_What the exercise asks_
Go through the listing and set it down exactly, leaving out its pictures.

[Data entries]

________________________________________

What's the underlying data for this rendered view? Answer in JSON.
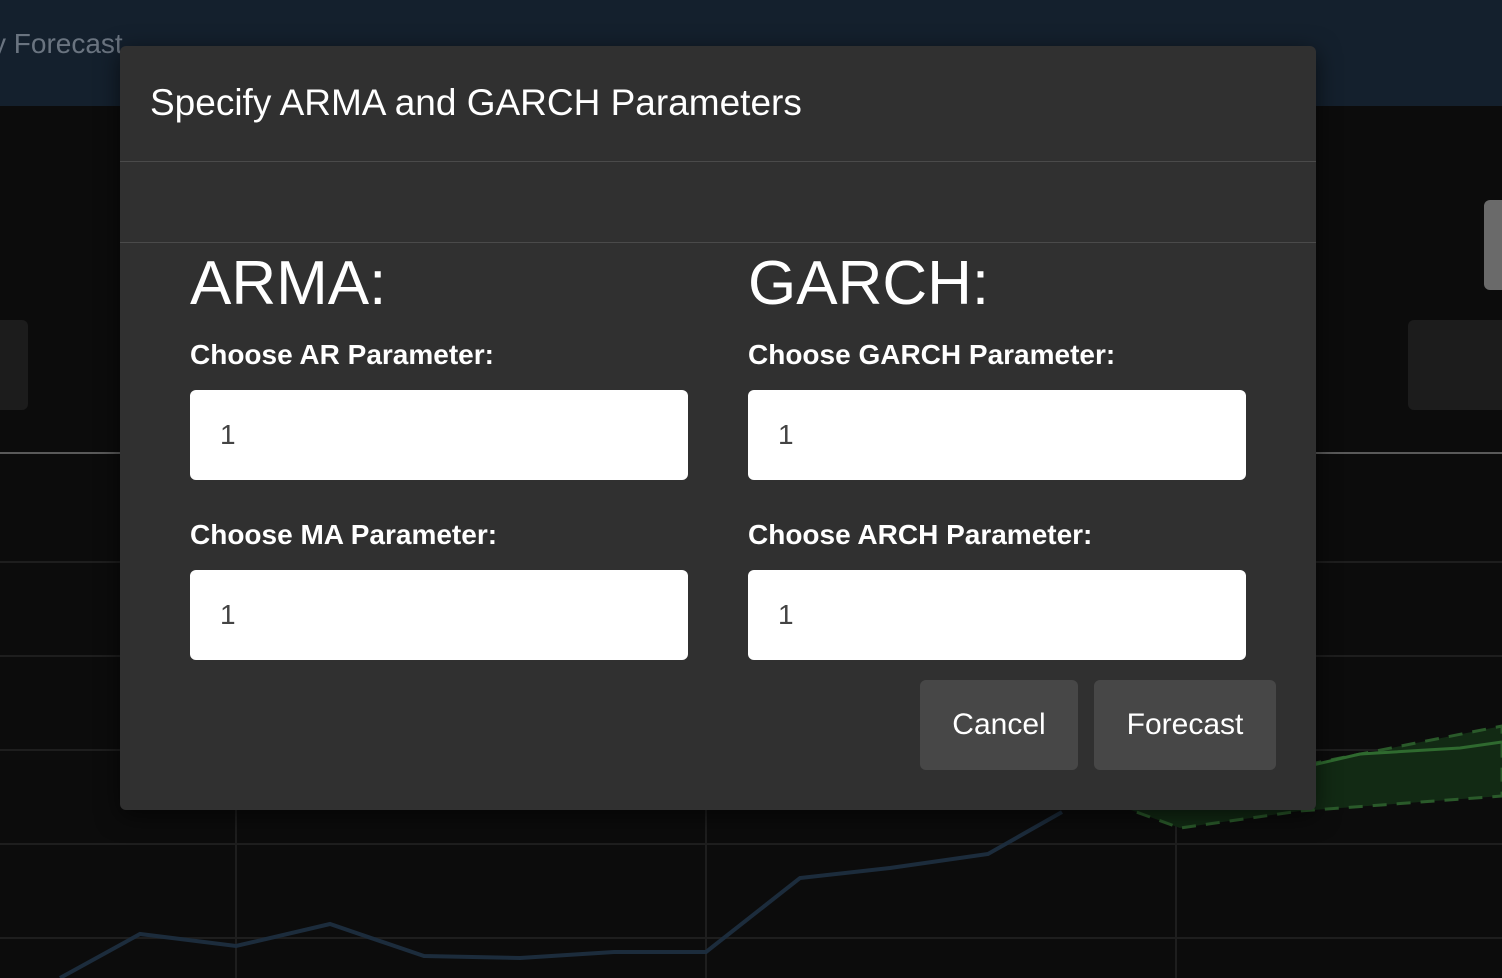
{
  "background": {
    "nav_title": "y Forecast"
  },
  "modal": {
    "title": "Specify ARMA and GARCH Parameters",
    "arma": {
      "heading": "ARMA:",
      "ar_label": "Choose AR Parameter:",
      "ar_value": "1",
      "ma_label": "Choose MA Parameter:",
      "ma_value": "1"
    },
    "garch": {
      "heading": "GARCH:",
      "garch_label": "Choose GARCH Parameter:",
      "garch_value": "1",
      "arch_label": "Choose ARCH Parameter:",
      "arch_value": "1"
    },
    "buttons": {
      "cancel": "Cancel",
      "forecast": "Forecast"
    }
  },
  "colors": {
    "modal_bg": "#303030",
    "button_bg": "#474747",
    "navbar_bg": "#14202d"
  }
}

________________________________________

_Answer_
What's the underlying data for this rendered view? Answer in JSON.
{
  "background": {
    "nav_title": "y Forecast"
  },
  "modal": {
    "title": "Specify ARMA and GARCH Parameters",
    "arma": {
      "heading": "ARMA:",
      "ar_label": "Choose AR Parameter:",
      "ar_value": "1",
      "ma_label": "Choose MA Parameter:",
      "ma_value": "1"
    },
    "garch": {
      "heading": "GARCH:",
      "garch_label": "Choose GARCH Parameter:",
      "garch_value": "1",
      "arch_label": "Choose ARCH Parameter:",
      "arch_value": "1"
    },
    "buttons": {
      "cancel": "Cancel",
      "forecast": "Forecast"
    }
  },
  "colors": {
    "modal_bg": "#303030",
    "button_bg": "#474747",
    "navbar_bg": "#14202d"
  }
}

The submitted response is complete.